# TASK BRIEF
Tally the lines in the records underneath that contain the string "rindagi", and state the figure by itself.
Start LISTED RECORDS
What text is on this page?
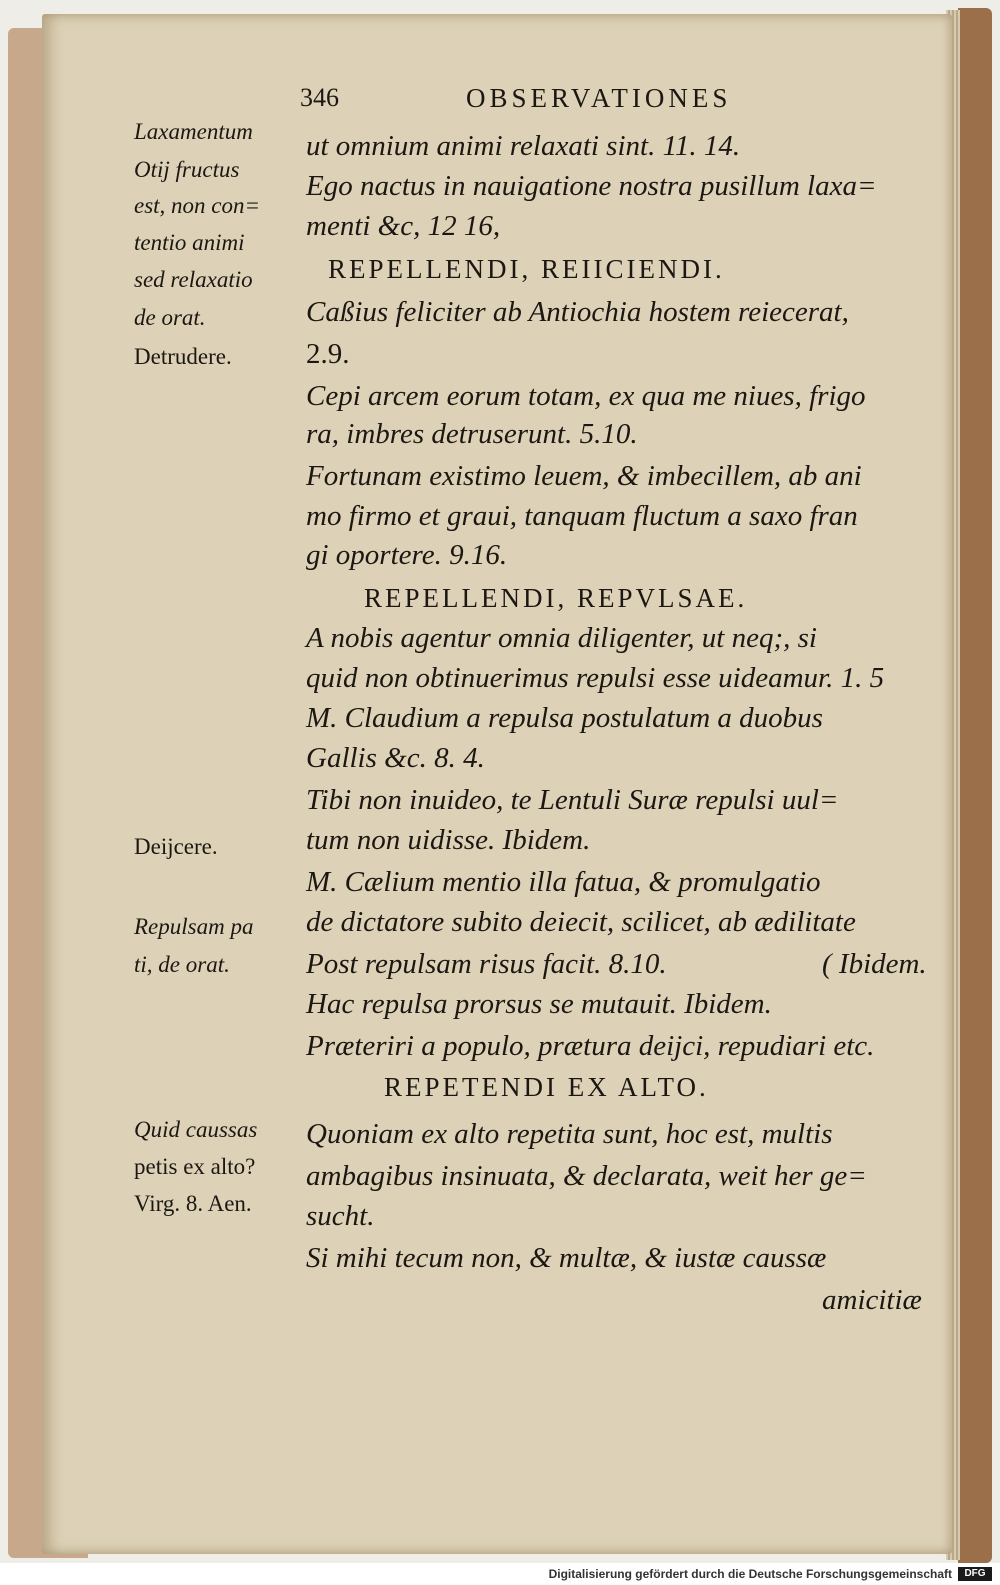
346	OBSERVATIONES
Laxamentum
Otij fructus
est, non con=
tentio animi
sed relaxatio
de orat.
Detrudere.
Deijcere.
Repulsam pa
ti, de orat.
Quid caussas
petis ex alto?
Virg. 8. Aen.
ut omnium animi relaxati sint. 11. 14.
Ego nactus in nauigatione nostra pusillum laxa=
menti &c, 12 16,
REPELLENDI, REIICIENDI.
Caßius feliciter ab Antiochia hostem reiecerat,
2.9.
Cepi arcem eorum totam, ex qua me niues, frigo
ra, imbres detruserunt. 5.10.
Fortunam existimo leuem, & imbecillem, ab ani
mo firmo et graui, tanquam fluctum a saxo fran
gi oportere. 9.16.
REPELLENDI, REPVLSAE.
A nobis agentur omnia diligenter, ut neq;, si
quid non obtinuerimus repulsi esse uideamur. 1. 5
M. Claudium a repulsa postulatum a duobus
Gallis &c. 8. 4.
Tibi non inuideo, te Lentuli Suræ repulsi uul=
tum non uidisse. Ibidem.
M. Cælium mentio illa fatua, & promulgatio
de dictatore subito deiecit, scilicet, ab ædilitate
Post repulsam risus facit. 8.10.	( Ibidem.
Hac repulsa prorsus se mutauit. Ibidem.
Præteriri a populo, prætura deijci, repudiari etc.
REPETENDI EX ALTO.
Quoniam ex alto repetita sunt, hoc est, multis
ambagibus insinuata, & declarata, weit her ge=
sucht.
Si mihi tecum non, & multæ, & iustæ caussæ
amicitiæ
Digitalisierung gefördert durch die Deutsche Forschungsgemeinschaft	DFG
End LISTED RECORDS
Start LISTED RECORDS
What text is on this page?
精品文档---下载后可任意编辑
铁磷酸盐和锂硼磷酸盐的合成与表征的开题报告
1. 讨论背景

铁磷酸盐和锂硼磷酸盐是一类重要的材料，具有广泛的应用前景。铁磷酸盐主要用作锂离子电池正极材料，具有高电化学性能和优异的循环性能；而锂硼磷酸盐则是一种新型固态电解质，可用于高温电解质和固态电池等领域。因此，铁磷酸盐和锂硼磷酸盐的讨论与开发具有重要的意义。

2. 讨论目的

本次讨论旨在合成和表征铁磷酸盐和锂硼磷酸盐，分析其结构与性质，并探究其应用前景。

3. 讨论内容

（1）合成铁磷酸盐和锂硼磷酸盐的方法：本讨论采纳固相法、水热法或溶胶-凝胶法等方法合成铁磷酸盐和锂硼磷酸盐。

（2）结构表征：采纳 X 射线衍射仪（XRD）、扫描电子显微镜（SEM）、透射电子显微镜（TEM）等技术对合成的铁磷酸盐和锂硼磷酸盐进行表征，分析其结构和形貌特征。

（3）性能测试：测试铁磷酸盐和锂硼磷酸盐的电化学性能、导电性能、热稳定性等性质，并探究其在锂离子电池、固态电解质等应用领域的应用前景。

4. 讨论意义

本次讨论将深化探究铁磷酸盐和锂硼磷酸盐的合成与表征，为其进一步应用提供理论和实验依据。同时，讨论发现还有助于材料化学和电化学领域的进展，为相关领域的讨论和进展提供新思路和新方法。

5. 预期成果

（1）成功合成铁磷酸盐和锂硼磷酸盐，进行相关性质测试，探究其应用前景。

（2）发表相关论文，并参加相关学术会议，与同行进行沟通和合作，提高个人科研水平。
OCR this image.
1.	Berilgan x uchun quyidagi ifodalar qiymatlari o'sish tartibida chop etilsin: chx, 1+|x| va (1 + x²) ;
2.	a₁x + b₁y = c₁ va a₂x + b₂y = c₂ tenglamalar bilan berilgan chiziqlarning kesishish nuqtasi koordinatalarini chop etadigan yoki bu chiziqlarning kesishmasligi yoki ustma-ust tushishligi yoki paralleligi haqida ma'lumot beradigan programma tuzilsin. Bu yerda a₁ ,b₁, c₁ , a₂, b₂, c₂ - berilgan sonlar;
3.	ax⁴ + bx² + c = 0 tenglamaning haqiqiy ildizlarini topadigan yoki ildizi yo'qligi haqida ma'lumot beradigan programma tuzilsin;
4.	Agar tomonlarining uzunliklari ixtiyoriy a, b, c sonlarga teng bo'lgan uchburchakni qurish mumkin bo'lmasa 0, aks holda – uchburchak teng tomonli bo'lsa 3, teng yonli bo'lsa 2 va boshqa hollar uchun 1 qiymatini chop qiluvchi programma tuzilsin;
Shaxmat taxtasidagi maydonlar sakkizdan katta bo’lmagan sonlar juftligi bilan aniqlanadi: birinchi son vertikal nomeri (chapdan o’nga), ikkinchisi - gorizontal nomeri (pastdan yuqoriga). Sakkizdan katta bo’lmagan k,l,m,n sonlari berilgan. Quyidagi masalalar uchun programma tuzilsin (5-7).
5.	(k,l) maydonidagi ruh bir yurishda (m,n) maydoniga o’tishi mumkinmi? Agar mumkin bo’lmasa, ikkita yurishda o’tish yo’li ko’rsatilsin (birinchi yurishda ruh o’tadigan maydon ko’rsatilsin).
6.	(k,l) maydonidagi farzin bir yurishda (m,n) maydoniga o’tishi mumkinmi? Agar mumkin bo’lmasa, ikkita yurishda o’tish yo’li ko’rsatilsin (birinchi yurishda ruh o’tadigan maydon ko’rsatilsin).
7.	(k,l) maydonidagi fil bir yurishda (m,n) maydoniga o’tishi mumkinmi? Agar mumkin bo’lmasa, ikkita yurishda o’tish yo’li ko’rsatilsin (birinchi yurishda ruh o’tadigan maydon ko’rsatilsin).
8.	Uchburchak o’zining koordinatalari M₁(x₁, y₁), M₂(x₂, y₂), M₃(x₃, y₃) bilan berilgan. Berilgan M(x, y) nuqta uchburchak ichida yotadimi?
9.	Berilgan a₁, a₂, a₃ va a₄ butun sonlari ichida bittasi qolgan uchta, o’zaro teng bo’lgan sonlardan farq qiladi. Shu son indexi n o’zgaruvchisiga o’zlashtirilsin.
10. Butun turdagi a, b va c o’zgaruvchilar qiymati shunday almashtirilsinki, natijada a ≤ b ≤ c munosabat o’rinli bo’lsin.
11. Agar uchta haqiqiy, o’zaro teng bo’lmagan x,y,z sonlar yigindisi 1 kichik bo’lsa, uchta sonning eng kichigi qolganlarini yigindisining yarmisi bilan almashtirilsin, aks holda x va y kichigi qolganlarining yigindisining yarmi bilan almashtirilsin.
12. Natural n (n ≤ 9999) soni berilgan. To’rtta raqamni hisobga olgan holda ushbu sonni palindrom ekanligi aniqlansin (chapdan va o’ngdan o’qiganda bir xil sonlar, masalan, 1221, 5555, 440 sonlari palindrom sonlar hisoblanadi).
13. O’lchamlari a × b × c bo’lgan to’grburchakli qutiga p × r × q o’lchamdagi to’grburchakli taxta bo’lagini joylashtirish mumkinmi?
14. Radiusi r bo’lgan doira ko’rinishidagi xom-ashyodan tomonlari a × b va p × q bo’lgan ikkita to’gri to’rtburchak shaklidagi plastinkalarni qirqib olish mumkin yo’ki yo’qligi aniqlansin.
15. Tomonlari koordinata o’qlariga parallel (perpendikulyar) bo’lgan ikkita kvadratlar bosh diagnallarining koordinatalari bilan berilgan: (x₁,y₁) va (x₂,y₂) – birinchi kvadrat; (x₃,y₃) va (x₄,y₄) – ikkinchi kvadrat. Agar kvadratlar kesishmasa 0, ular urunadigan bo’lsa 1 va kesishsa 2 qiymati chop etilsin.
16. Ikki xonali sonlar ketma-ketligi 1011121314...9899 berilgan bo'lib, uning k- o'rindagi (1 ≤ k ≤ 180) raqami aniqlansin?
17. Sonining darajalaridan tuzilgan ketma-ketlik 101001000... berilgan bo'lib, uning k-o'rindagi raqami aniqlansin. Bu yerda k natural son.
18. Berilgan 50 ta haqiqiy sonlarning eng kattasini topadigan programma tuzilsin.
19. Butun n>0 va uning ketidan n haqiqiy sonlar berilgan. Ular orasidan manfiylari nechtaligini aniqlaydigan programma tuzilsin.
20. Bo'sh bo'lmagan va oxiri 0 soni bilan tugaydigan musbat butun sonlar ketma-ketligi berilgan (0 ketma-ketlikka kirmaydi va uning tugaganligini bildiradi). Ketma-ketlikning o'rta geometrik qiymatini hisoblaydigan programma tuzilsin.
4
End LISTED RECORDS
# SOLUTION FOR THIS EXERCISE
2